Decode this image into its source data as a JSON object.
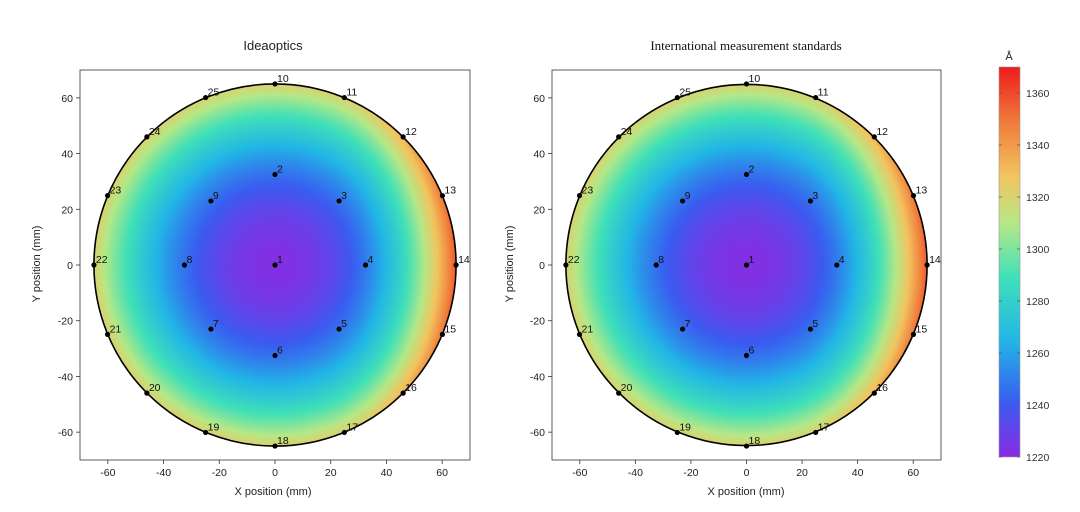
{
  "chart_data": [
    {
      "type": "heatmap",
      "title": "Ideaoptics",
      "xlabel": "X position (mm)",
      "ylabel": "Y position (mm)",
      "xlim": [
        -70,
        70
      ],
      "ylim": [
        -70,
        70
      ],
      "xticks": [
        -60,
        -40,
        -20,
        0,
        20,
        40,
        60
      ],
      "yticks": [
        -60,
        -40,
        -20,
        0,
        20,
        40,
        60
      ],
      "wafer_radius_mm": 65,
      "grid": false,
      "points": [
        {
          "id": "1",
          "x": 0,
          "y": 0
        },
        {
          "id": "2",
          "x": 0,
          "y": 32.5
        },
        {
          "id": "3",
          "x": 23,
          "y": 23
        },
        {
          "id": "4",
          "x": 32.5,
          "y": 0
        },
        {
          "id": "5",
          "x": 23,
          "y": -23
        },
        {
          "id": "6",
          "x": 0,
          "y": -32.5
        },
        {
          "id": "7",
          "x": -23,
          "y": -23
        },
        {
          "id": "8",
          "x": -32.5,
          "y": 0
        },
        {
          "id": "9",
          "x": -23,
          "y": 23
        },
        {
          "id": "10",
          "x": 0,
          "y": 65
        },
        {
          "id": "11",
          "x": 24.9,
          "y": 60.1
        },
        {
          "id": "12",
          "x": 46,
          "y": 46
        },
        {
          "id": "13",
          "x": 60.1,
          "y": 24.9
        },
        {
          "id": "14",
          "x": 65,
          "y": 0
        },
        {
          "id": "15",
          "x": 60.1,
          "y": -24.9
        },
        {
          "id": "16",
          "x": 46,
          "y": -46
        },
        {
          "id": "17",
          "x": 24.9,
          "y": -60.1
        },
        {
          "id": "18",
          "x": 0,
          "y": -65
        },
        {
          "id": "19",
          "x": -24.9,
          "y": -60.1
        },
        {
          "id": "20",
          "x": -46,
          "y": -46
        },
        {
          "id": "21",
          "x": -60.1,
          "y": -24.9
        },
        {
          "id": "22",
          "x": -65,
          "y": 0
        },
        {
          "id": "23",
          "x": -60.1,
          "y": 24.9
        },
        {
          "id": "24",
          "x": -46,
          "y": 46
        },
        {
          "id": "25",
          "x": -24.9,
          "y": 60.1
        }
      ],
      "thickness_model": {
        "center_value": 1222,
        "radial_coef": 0.0235,
        "tilt_coef": 0.35,
        "tilt_center_x": 20
      },
      "colormap": "rainbow"
    },
    {
      "type": "heatmap",
      "title": "International  measurement standards",
      "xlabel": "X position (mm)",
      "ylabel": "Y position (mm)",
      "xlim": [
        -70,
        70
      ],
      "ylim": [
        -70,
        70
      ],
      "xticks": [
        -60,
        -40,
        -20,
        0,
        20,
        40,
        60
      ],
      "yticks": [
        -60,
        -40,
        -20,
        0,
        20,
        40,
        60
      ],
      "wafer_radius_mm": 65,
      "grid": false,
      "points": "same as Ideaoptics",
      "thickness_model": {
        "center_value": 1222,
        "radial_coef": 0.0235,
        "tilt_coef": 0.35,
        "tilt_center_x": 20
      },
      "colormap": "rainbow"
    }
  ],
  "colorbar": {
    "unit": "Å",
    "min": 1220,
    "max": 1370,
    "ticks": [
      1220,
      1240,
      1260,
      1280,
      1300,
      1320,
      1340,
      1360
    ]
  }
}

——————————

In your copy of the listing above, reproduce each line exactly and omit all pictures.

Solution to this exercise:
Decode this image into its source data as a JSON object.
{
  "chart_data": [
    {
      "type": "heatmap",
      "title": "Ideaoptics",
      "xlabel": "X position (mm)",
      "ylabel": "Y position (mm)",
      "xlim": [
        -70,
        70
      ],
      "ylim": [
        -70,
        70
      ],
      "xticks": [
        -60,
        -40,
        -20,
        0,
        20,
        40,
        60
      ],
      "yticks": [
        -60,
        -40,
        -20,
        0,
        20,
        40,
        60
      ],
      "wafer_radius_mm": 65,
      "grid": false,
      "points": [
        {
          "id": "1",
          "x": 0,
          "y": 0
        },
        {
          "id": "2",
          "x": 0,
          "y": 32.5
        },
        {
          "id": "3",
          "x": 23,
          "y": 23
        },
        {
          "id": "4",
          "x": 32.5,
          "y": 0
        },
        {
          "id": "5",
          "x": 23,
          "y": -23
        },
        {
          "id": "6",
          "x": 0,
          "y": -32.5
        },
        {
          "id": "7",
          "x": -23,
          "y": -23
        },
        {
          "id": "8",
          "x": -32.5,
          "y": 0
        },
        {
          "id": "9",
          "x": -23,
          "y": 23
        },
        {
          "id": "10",
          "x": 0,
          "y": 65
        },
        {
          "id": "11",
          "x": 24.9,
          "y": 60.1
        },
        {
          "id": "12",
          "x": 46,
          "y": 46
        },
        {
          "id": "13",
          "x": 60.1,
          "y": 24.9
        },
        {
          "id": "14",
          "x": 65,
          "y": 0
        },
        {
          "id": "15",
          "x": 60.1,
          "y": -24.9
        },
        {
          "id": "16",
          "x": 46,
          "y": -46
        },
        {
          "id": "17",
          "x": 24.9,
          "y": -60.1
        },
        {
          "id": "18",
          "x": 0,
          "y": -65
        },
        {
          "id": "19",
          "x": -24.9,
          "y": -60.1
        },
        {
          "id": "20",
          "x": -46,
          "y": -46
        },
        {
          "id": "21",
          "x": -60.1,
          "y": -24.9
        },
        {
          "id": "22",
          "x": -65,
          "y": 0
        },
        {
          "id": "23",
          "x": -60.1,
          "y": 24.9
        },
        {
          "id": "24",
          "x": -46,
          "y": 46
        },
        {
          "id": "25",
          "x": -24.9,
          "y": 60.1
        }
      ],
      "thickness_model": {
        "center_value": 1222,
        "radial_coef": 0.0235,
        "tilt_coef": 0.35,
        "tilt_center_x": 20
      },
      "colormap": "rainbow"
    },
    {
      "type": "heatmap",
      "title": "International  measurement standards",
      "xlabel": "X position (mm)",
      "ylabel": "Y position (mm)",
      "xlim": [
        -70,
        70
      ],
      "ylim": [
        -70,
        70
      ],
      "xticks": [
        -60,
        -40,
        -20,
        0,
        20,
        40,
        60
      ],
      "yticks": [
        -60,
        -40,
        -20,
        0,
        20,
        40,
        60
      ],
      "wafer_radius_mm": 65,
      "grid": false,
      "points": "same as Ideaoptics",
      "thickness_model": {
        "center_value": 1222,
        "radial_coef": 0.0235,
        "tilt_coef": 0.35,
        "tilt_center_x": 20
      },
      "colormap": "rainbow"
    }
  ],
  "colorbar": {
    "unit": "Å",
    "min": 1220,
    "max": 1370,
    "ticks": [
      1220,
      1240,
      1260,
      1280,
      1300,
      1320,
      1340,
      1360
    ]
  }
}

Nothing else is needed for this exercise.